DATA SECTION start
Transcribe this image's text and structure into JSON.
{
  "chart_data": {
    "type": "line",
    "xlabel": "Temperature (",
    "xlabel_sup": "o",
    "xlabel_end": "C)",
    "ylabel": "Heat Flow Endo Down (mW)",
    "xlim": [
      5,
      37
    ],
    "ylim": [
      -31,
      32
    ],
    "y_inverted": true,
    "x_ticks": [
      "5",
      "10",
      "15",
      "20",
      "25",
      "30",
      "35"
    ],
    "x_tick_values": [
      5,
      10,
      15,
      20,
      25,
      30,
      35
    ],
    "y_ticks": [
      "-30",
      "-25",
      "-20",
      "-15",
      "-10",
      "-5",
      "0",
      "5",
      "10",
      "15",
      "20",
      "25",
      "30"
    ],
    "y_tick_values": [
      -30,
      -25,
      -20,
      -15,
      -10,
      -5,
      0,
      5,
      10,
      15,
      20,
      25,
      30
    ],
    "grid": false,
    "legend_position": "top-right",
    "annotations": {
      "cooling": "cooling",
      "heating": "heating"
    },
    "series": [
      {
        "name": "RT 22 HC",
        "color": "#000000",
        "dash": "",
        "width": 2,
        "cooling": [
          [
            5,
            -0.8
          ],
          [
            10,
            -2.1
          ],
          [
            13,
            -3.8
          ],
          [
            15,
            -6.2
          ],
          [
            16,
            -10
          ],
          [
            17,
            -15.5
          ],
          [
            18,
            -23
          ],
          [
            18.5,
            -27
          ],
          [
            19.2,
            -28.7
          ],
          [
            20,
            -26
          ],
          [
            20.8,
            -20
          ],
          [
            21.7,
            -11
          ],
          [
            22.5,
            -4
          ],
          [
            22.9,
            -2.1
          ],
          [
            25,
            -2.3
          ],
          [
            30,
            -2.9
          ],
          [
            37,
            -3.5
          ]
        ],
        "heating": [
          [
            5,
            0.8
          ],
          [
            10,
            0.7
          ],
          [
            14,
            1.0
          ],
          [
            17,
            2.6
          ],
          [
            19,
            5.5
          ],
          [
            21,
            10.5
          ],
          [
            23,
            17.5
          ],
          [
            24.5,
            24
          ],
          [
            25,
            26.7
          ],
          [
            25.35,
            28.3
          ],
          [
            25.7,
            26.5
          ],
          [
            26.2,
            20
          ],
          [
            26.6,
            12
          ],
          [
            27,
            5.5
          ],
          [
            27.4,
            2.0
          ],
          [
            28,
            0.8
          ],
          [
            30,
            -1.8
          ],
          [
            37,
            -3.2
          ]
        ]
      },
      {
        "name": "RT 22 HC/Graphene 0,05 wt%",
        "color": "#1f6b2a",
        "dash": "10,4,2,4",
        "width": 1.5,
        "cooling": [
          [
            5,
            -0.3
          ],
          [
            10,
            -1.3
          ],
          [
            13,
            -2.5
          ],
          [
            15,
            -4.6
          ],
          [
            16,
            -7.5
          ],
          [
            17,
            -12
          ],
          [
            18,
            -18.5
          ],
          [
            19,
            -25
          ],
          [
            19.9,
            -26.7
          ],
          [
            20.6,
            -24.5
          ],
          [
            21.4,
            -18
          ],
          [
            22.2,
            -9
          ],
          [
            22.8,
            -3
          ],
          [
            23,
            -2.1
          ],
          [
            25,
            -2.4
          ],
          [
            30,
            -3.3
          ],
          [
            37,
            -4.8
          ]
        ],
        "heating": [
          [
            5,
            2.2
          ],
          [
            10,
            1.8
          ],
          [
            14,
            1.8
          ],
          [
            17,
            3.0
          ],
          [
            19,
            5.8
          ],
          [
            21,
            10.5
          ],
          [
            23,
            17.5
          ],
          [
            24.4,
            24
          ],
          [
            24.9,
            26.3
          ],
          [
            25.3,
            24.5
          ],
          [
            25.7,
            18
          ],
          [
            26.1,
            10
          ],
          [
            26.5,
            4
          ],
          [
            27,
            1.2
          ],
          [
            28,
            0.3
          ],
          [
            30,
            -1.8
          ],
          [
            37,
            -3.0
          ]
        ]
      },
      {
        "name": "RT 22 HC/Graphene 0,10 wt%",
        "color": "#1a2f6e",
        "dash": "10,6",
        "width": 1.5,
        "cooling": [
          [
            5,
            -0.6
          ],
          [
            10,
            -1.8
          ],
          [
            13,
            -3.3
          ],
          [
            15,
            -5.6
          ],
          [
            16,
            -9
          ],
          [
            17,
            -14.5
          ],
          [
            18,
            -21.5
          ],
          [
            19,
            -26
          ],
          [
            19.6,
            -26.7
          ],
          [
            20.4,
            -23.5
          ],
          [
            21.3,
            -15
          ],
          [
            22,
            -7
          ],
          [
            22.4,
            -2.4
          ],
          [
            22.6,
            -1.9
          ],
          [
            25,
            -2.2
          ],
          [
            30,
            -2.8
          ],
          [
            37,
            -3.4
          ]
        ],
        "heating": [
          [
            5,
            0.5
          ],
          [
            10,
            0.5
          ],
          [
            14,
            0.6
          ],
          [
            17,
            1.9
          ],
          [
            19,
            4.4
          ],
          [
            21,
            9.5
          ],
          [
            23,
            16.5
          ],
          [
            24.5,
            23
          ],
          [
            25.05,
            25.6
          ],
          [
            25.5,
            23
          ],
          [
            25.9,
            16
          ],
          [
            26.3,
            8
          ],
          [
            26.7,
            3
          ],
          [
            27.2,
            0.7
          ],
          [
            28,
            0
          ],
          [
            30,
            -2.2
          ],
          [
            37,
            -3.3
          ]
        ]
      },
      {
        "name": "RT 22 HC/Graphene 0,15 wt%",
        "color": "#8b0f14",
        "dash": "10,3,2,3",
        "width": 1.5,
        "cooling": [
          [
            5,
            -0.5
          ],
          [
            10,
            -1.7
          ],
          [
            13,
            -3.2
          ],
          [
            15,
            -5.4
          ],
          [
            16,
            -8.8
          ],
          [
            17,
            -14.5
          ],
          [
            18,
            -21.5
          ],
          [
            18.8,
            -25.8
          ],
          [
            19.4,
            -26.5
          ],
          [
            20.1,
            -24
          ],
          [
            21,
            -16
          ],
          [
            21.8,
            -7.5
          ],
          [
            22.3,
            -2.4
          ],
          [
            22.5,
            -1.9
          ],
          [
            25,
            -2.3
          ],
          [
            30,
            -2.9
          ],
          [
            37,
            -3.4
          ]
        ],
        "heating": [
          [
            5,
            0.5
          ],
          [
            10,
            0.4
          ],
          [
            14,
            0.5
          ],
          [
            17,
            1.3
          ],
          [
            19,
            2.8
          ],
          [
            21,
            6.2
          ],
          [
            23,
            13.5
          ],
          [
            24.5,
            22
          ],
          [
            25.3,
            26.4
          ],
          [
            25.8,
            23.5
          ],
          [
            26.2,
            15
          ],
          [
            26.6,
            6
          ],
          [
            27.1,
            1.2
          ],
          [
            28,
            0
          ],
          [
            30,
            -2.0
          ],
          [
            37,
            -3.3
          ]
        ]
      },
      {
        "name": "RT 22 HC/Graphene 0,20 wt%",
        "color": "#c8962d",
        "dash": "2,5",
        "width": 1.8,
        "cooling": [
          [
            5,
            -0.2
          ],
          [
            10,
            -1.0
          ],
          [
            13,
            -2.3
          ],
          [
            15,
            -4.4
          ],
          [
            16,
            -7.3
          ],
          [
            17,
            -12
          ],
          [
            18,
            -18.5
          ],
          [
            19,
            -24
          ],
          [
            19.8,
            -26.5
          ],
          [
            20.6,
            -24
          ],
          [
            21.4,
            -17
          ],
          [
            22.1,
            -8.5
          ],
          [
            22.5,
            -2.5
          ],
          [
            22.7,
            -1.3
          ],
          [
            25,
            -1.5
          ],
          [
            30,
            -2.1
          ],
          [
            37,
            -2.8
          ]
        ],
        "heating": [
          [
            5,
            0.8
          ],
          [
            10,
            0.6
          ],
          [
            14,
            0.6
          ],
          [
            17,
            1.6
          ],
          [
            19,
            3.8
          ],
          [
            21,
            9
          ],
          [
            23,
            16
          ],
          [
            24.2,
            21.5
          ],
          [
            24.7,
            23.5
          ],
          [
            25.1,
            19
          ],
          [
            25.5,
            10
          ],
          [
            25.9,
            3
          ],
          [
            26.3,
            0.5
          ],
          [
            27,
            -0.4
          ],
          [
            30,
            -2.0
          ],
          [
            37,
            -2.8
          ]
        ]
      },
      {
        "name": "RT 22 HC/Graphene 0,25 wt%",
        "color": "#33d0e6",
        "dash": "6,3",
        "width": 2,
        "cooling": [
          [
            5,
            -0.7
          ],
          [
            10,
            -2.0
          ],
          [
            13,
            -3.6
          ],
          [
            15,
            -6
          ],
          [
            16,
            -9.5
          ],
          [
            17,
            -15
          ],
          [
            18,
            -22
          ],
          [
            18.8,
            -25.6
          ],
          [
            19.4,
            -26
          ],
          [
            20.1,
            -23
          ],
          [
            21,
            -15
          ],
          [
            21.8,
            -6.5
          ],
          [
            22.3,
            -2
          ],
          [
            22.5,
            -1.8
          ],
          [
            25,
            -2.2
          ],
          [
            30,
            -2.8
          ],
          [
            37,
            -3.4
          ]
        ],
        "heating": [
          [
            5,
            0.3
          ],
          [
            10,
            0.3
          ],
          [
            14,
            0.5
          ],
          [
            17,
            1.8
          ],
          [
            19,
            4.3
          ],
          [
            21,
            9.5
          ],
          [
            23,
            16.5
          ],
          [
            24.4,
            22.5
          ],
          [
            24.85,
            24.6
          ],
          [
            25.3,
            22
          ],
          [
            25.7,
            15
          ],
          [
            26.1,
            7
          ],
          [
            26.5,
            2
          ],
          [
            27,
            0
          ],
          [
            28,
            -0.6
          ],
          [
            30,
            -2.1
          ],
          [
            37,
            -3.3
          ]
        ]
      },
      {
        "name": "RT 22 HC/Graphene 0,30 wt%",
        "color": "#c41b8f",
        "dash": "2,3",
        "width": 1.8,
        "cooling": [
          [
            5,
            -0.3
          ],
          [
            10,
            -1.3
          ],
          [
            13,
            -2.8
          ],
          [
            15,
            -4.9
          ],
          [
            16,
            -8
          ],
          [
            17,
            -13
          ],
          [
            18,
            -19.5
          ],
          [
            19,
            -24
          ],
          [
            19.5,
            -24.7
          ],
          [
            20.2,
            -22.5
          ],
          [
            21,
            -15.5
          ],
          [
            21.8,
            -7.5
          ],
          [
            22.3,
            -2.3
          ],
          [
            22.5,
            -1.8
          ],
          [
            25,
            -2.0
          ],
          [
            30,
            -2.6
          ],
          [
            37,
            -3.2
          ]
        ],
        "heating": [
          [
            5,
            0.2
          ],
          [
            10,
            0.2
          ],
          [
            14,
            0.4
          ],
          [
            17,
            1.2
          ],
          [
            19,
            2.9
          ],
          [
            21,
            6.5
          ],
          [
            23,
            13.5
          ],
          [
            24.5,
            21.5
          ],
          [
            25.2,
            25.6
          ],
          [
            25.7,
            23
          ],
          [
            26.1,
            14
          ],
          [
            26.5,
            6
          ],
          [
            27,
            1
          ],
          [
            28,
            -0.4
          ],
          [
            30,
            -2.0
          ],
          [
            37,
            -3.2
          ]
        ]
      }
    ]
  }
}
DATA SECTION end
(WORK TO DO) Identify and copy all lines with the word "name".

(THE COMPLETED TASK)
        "name": "RT 22 HC",
        "name": "RT 22 HC/Graphene 0,05 wt%",
        "name": "RT 22 HC/Graphene 0,10 wt%",
        "name": "RT 22 HC/Graphene 0,15 wt%",
        "name": "RT 22 HC/Graphene 0,20 wt%",
        "name": "RT 22 HC/Graphene 0,25 wt%",
        "name": "RT 22 HC/Graphene 0,30 wt%",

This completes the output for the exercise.